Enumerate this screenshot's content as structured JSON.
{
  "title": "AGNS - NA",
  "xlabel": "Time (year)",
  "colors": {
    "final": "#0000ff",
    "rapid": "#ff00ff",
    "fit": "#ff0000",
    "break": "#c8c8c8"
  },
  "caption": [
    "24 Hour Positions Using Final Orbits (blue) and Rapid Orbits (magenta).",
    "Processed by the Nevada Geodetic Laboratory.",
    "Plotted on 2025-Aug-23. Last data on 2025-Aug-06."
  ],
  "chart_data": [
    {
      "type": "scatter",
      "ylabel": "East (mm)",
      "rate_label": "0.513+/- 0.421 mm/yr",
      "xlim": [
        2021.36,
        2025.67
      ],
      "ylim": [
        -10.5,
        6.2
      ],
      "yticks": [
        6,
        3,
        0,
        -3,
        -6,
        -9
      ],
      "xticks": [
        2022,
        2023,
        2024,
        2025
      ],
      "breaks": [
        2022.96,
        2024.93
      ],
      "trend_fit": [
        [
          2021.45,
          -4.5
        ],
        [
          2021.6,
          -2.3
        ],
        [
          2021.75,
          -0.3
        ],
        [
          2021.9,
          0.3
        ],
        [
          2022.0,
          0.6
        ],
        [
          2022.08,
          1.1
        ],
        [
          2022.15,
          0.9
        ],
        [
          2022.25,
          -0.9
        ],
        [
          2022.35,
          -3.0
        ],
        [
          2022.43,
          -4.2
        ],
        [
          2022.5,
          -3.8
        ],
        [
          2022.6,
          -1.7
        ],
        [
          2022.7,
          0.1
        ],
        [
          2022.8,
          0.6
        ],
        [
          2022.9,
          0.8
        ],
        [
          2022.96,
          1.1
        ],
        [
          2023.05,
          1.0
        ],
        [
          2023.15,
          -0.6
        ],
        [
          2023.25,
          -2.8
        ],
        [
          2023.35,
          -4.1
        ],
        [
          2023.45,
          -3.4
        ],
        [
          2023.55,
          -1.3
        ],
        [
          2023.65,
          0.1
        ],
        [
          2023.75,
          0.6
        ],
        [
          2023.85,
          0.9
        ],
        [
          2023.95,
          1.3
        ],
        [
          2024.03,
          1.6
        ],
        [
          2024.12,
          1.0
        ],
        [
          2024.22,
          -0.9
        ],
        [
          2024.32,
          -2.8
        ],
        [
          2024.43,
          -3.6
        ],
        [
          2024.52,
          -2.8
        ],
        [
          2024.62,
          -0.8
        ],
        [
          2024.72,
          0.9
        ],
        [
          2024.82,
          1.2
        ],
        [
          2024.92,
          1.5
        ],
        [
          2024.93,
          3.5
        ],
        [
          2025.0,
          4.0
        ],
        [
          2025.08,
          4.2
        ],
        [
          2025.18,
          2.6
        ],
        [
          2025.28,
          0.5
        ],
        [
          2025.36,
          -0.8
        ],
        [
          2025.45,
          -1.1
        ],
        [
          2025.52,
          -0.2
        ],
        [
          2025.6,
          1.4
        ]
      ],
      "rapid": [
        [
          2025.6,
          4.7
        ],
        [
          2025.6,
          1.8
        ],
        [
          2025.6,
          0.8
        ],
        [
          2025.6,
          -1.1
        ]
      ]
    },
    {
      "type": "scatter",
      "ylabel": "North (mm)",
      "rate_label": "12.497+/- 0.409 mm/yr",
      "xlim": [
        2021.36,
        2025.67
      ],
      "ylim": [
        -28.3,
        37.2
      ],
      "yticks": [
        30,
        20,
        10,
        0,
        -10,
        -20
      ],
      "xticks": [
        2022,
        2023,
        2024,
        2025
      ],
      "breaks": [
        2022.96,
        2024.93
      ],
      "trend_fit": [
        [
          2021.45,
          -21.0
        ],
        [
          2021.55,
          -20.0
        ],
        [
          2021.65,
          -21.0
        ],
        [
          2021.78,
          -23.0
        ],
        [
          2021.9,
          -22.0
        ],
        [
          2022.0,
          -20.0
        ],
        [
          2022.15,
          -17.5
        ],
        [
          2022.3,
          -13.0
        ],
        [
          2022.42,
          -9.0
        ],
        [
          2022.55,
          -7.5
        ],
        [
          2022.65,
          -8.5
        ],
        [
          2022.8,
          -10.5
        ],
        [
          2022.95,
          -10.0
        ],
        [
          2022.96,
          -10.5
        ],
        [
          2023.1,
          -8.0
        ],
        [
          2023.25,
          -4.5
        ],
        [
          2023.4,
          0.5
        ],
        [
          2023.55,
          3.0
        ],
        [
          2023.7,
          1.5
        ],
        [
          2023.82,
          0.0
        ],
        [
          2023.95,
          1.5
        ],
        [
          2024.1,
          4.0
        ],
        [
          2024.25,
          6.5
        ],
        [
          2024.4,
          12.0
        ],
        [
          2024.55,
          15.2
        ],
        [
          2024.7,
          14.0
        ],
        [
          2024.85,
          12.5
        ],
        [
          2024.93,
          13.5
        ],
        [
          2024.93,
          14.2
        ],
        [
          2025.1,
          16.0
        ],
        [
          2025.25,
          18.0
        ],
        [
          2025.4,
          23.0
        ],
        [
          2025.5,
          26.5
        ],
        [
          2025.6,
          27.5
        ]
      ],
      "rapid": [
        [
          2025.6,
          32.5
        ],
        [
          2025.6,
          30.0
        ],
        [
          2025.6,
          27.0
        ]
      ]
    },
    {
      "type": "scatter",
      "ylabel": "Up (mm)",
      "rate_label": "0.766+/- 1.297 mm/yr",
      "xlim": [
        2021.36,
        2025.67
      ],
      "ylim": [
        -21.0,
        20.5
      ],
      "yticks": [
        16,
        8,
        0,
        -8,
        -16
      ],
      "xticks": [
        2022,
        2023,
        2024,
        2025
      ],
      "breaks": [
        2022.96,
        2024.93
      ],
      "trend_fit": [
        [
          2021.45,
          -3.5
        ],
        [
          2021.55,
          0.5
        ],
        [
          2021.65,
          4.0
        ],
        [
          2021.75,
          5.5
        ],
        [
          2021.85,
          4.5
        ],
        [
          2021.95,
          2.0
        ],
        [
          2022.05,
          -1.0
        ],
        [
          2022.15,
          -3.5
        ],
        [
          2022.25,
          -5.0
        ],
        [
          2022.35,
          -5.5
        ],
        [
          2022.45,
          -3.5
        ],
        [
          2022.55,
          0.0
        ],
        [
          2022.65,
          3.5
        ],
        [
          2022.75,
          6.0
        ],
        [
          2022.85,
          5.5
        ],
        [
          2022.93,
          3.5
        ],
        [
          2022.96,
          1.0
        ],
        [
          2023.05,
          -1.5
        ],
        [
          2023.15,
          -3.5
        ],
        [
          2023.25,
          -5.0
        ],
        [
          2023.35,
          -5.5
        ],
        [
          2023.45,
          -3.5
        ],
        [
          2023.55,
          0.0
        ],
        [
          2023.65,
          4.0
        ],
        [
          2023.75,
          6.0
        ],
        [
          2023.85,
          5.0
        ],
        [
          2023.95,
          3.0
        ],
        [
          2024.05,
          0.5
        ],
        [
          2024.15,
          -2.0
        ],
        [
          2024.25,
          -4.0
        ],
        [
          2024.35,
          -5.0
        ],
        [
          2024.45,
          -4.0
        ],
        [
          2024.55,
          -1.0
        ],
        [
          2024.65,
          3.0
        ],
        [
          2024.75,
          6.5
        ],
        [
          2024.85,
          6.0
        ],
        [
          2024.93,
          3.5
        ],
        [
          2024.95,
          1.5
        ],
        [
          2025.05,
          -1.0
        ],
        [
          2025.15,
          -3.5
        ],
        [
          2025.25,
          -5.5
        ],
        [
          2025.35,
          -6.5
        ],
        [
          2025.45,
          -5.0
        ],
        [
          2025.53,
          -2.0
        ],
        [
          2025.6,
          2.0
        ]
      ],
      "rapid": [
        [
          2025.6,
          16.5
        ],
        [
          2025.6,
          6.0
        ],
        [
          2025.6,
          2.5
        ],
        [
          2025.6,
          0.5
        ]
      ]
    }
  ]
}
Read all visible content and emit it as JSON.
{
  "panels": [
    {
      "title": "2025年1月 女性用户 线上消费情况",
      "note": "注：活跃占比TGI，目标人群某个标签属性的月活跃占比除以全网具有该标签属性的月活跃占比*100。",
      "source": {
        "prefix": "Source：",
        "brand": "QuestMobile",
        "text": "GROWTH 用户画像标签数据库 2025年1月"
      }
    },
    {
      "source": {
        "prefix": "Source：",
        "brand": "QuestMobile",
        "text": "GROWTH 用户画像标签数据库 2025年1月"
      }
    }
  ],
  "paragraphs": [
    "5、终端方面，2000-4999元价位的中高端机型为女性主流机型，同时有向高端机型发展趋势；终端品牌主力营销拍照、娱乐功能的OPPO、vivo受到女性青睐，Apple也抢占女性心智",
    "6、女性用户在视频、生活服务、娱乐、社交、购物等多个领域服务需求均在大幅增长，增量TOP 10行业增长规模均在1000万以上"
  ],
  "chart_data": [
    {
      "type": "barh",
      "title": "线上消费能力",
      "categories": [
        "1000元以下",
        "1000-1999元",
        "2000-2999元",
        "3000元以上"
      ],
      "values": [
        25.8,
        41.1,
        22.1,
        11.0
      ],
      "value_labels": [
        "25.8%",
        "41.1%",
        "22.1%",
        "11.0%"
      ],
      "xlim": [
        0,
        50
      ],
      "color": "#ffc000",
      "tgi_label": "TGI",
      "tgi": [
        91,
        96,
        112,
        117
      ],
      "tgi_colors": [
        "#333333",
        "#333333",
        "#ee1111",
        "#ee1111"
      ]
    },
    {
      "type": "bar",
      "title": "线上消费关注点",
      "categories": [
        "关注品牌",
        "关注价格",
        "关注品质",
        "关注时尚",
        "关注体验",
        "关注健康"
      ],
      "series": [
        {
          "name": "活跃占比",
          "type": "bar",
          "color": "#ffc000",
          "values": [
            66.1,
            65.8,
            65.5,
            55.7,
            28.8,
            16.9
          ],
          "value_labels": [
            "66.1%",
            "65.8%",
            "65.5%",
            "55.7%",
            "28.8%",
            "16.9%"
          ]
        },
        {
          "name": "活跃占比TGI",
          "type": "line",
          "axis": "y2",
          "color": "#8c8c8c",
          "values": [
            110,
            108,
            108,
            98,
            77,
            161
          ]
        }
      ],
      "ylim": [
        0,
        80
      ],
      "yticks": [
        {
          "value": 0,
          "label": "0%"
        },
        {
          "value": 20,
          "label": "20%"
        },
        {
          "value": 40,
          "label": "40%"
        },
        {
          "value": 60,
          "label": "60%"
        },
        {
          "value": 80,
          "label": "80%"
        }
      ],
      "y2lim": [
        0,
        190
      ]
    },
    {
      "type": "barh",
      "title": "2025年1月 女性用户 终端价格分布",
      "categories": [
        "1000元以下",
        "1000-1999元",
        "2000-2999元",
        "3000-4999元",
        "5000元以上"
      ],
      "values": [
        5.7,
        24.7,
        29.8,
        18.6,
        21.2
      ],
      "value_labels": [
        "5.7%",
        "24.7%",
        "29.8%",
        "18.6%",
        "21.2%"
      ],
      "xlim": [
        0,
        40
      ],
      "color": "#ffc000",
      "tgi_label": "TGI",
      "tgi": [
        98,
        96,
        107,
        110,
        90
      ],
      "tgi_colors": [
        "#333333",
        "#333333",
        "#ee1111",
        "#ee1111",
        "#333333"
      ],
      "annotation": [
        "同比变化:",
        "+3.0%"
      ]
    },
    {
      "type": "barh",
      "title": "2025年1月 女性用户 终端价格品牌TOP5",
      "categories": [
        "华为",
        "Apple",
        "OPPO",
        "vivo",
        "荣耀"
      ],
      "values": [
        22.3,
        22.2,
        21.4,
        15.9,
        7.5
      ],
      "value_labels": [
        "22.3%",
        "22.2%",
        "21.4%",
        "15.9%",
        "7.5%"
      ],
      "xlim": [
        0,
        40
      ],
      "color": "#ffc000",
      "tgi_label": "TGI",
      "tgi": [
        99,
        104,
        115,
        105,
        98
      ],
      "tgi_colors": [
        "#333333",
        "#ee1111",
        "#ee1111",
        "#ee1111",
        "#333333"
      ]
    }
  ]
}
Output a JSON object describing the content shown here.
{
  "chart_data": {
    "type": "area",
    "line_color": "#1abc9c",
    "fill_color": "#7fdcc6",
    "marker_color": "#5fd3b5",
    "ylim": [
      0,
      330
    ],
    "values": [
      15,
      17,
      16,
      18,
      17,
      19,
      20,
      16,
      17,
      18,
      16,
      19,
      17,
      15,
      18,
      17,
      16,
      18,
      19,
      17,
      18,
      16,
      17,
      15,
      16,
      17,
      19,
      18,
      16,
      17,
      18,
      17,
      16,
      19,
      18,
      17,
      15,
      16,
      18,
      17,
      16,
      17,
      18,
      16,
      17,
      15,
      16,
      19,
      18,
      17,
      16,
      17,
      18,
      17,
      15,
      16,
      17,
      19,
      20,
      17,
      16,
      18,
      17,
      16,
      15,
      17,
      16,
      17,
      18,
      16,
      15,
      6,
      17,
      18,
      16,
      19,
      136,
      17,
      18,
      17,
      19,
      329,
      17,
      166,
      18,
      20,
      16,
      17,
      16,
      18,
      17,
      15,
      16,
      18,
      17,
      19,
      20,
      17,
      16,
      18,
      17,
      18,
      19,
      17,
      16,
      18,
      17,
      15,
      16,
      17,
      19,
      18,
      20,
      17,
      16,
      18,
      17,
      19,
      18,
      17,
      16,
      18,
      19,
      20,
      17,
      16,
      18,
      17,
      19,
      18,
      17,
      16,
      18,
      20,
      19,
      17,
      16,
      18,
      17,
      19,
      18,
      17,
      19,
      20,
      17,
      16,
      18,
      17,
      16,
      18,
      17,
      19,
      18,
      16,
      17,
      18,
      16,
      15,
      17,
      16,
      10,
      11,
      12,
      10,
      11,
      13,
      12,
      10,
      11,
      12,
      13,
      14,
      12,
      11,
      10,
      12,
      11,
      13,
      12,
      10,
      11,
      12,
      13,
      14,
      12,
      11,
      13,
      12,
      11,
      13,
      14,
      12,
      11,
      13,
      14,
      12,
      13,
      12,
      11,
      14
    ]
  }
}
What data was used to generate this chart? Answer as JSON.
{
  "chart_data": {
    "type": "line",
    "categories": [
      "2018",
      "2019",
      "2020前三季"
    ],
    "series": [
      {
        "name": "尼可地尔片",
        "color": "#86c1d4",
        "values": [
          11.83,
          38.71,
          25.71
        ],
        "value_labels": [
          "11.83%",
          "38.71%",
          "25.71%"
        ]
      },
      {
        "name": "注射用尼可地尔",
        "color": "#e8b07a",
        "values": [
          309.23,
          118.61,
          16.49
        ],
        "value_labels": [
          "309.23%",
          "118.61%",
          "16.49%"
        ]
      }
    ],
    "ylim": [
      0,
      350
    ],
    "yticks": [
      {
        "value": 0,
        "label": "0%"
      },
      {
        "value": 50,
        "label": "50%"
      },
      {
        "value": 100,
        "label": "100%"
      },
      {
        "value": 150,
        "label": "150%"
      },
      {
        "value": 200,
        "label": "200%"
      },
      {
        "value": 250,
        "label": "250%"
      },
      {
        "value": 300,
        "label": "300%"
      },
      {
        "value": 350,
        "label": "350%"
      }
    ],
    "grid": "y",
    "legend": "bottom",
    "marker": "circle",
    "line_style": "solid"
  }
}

__SET PROBLEM__. Pull every line containing the word "content" out of the entries above.

__THE REPLY__.
Enumerate this screenshot's content as structured JSON.
Read all visible content and emit it as JSON.
Output a JSON object describing the content shown here.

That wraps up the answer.